Text section.
----

At SQL Saturday #884 – Pensacola, I dropped into Rodney Ladrum’s session on Azure Databricks (ADB) and the Traditional DBA. I had heard a bit about Databricks, and read a little, but I didn’t really know much more than a rough overview. I’ve heard quite a bit from Microsoft about running Databricks notebooks, but I didn’t necessarily know what that meant.
I was hoping to learn a bit, and I did. This wasn’t really a Databricks session, but a look at how you might need to manage and work with Databricks as a DBA. This assumes that there are data scientists or other data engineers that need to work with and process data, choosing to do so with R, Python, or Scala, but wanting to use Databricks notebooks.
I need to learn more, and stumbled on 30 days of Databricks. I can’t get to that right now, but I added a subscription to remind me to come back. Between Rodney’s session showing me the basics of working with this in Azure and the intro video, I know a tiny bit about the technology.
Databricks is a company and a way of managing and running Spark analysis. Apache Spark is an open source project that implements an analytics engine. However, it’s complex to run, so Datarbricks (the platform) is used to make this easier. Azure Databricks is an implementation of what Databricks sells, under license I assume.
I know a little more, as there are notebooks that can be executed under the Databricks engine, and the code in here can be bash, R, Python, Scala, probably something else.
That’s my start. I’ll learn more over time. If I find time.

----

Rows.
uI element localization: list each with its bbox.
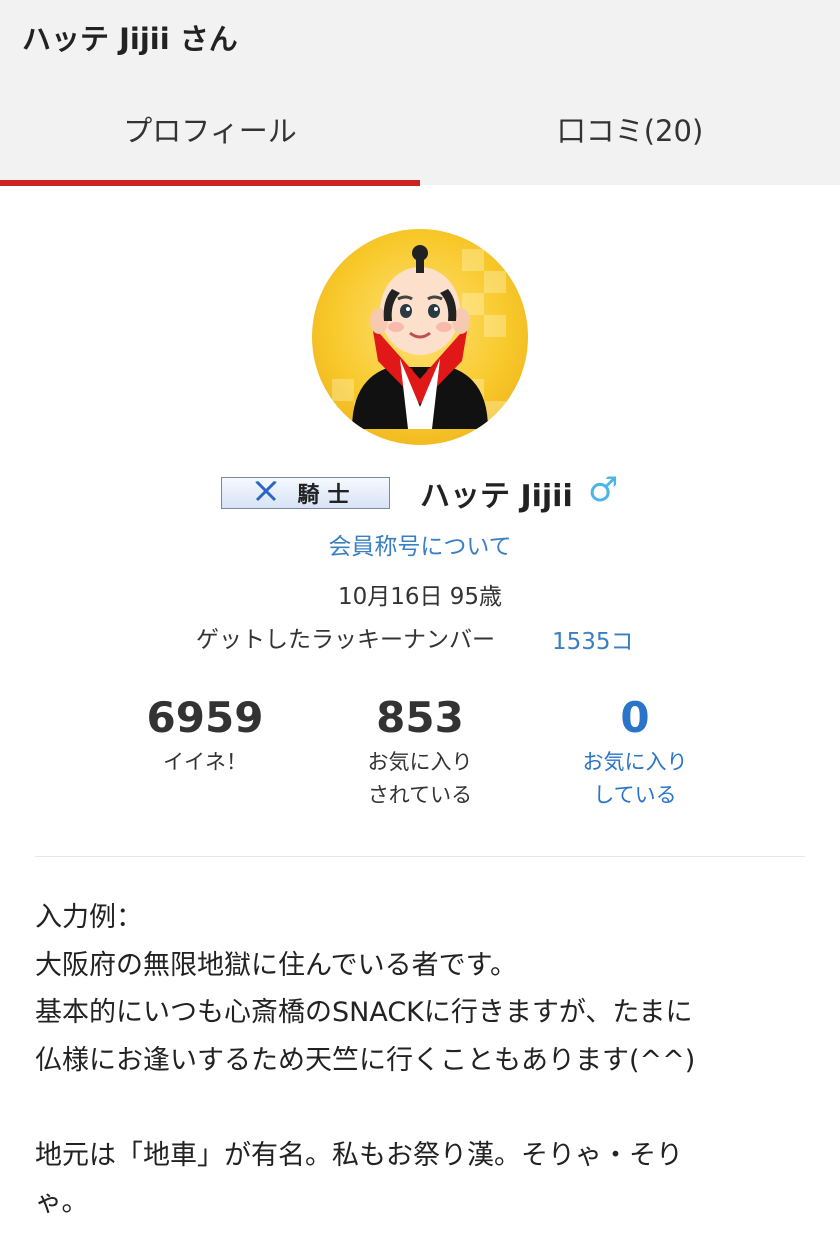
- stat-likes: 6959 イイネ！: [90, 690, 320, 779]
- divider: [35, 856, 805, 857]
- male-icon: ♂: [588, 470, 619, 510]
- page-title: ハッテ Jijii さん: [22, 22, 238, 56]
- user-name: ハッテ Jijii: [420, 479, 573, 514]
- rank-info-link[interactable]: 会員称号について: [0, 527, 840, 561]
- stat-favoriting-link[interactable]: 0 お気に入り している: [520, 690, 750, 812]
- lucky-number-link[interactable]: 1535コ: [552, 622, 634, 656]
- lucky-number-label: ゲットしたラッキーナンバー: [196, 627, 495, 653]
- stat-favorited: 853 お気に入り されている: [305, 690, 535, 812]
- birthday-age: 10月16日 95歳: [337, 584, 503, 610]
- tab-profile[interactable]: プロフィール: [0, 108, 420, 150]
- rank-label: 騎士: [297, 483, 358, 508]
- favoriting-label[interactable]: お気に入り している: [520, 746, 750, 812]
- favorited-count: 853: [376, 693, 464, 742]
- crossed-axes-icon: [253, 480, 279, 506]
- active-tab-indicator: [0, 180, 420, 186]
- avatar: [312, 229, 528, 445]
- likes-count: 6959: [146, 693, 264, 742]
- likes-label: イイネ！: [163, 750, 247, 774]
- tab-reviews[interactable]: 口コミ(20): [420, 108, 840, 150]
- rank-badge: 騎士: [221, 477, 390, 509]
- favoriting-count[interactable]: 0: [520, 690, 750, 746]
- bio-text: 入力例： 大阪府の無限地獄に住んでいる者です。 基本的にいつも心斎橋のSNACK…: [35, 902, 696, 1218]
- favorited-label: お気に入り されている: [367, 750, 473, 807]
- app-header: ハッテ Jijii さん プロフィール 口コミ(20): [0, 0, 840, 186]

----

What you are asked to do. In the Databricks post, rewrite everything from "I need to learn" down to "I find time.", changing "Spark" to "Hadoop" throughout. The lines stand apart from the post on Databricks and are unrelated to it.

Worked solution.
I need to learn more, and stumbled on 30 days of Databricks. I can’t get to that right now, but I added a subscription to remind me to come back. Between Rodney’s session showing me the basics of working with this in Azure and the intro video, I know a tiny bit about the technology.
Databricks is a company and a way of managing and running Hadoop analysis. Apache Hadoop is an open source project that implements an analytics engine. However, it’s complex to run, so Datarbricks (the platform) is used to make this easier. Azure Databricks is an implementation of what Databricks sells, under license I assume.
I know a little more, as there are notebooks that can be executed under the Databricks engine, and the code in here can be bash, R, Python, Scala, probably something else.
That’s my start. I’ll learn more over time. If I find time.